* Zitierter Auszug:
---*---

86 I 4
2. Auszug aus dem Urteil vom 30. März 1960 i.S. Schneider gegen Erben Keusen und Obergericht des Kantons Basel- Landschaft.
Regeste (de):
- Art. 4
SR 101 Bundesverfassung der Schweizerischen Eidgenossenschaft vom 18. April 1999
BV Art. 4 Landessprachen - Die Landessprachen sind Deutsch, Französisch, Italienisch und Rätoromanisch.
- Rechtsverweigerung durch überspitzten Formalismus im Zivilprozess.
- Ist die von emem Vertreter abgegebene Appellationserklärung ungültig, weil er nicht spätestens gleichzeitig eine schriftliche Vollmacht eingereicht hat?
Regeste (fr):
- Art. 4 Cst.
- Déni de justice résultant d'un formalisme excessif en procédure civile.
- Le représentant fait-il une déclaration d'appel sans valeur lorsqu'il omet de déposer, au plus tard en même temps, une procuration écrite?
Regesto (it):
- Art. 4 CF.
- Diniego di giustizia risultante da eccessivo formalismo nella procedura civile.
- E nulla la dichiarazione d'appello fatta da un rappresentante che omette di produrre, al più tardi contemporaneamente, una procura scritta?

---*---

* Bereitgestellte Angaben:
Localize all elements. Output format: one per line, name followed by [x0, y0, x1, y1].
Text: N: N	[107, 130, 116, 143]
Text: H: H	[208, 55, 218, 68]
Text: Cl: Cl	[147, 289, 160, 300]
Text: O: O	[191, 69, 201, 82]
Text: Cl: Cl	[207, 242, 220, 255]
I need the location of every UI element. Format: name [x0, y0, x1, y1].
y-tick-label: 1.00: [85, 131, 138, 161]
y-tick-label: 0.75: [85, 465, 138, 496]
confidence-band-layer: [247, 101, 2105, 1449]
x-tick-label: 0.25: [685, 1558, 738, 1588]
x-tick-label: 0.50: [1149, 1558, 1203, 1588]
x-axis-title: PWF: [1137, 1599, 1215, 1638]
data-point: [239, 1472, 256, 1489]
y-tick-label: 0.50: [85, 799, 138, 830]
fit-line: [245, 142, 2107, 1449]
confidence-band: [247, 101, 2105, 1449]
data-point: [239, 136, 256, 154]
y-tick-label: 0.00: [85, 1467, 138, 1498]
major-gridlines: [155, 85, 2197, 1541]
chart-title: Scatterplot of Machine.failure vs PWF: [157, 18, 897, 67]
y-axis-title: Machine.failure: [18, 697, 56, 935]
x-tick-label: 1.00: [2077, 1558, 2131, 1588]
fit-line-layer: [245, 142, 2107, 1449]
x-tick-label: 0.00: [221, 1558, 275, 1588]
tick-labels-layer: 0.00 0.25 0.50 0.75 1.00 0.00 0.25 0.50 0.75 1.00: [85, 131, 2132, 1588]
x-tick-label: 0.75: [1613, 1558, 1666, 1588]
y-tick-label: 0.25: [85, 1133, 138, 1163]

---*---

* Aufgaben:
[A] An welchem Datum wurde das Urteil gefällt, aus dem der Urteilsauszug stammt?
[B] Übertrage aus dem Urteilsauszug wortgetreu den Text von "- Rechtsverweigerung durch" bis einschließlich "- Art. 4 CF.".
[C] Erkläre in ein bis drei Sätzen, aus welchem Grund die Appellationserklärung des Vertreters laut der deutschen Regeste im Urteilsauszug ungültig sein könnte.
Die Zeilen haben hierfür keine Bedeutung.

* Mitgelieferte Antworten:
[A] Am 30. März 1960.

[B]
- Rechtsverweigerung durch überspitzten Formalismus im Zivilprozess.
- Ist die von emem Vertreter abgegebene Appellationserklärung ungültig, weil er nicht spätestens gleichzeitig eine schriftliche Vollmacht eingereicht hat?
Regeste (fr):
- Art. 4 Cst.
- Déni de justice résultant d'un formalisme excessif en procédure civile.
- Le représentant fait-il une déclaration d'appel sans valeur lorsqu'il omet de déposer, au plus tard en même temps, une procuration écrite?
Regesto (it):
- Art. 4 CF.

[C] Die Regeste fragt, ob die Erklärung ungültig ist, weil der Vertreter nicht spätestens gleichzeitig eine schriftliche Vollmacht eingereicht hat.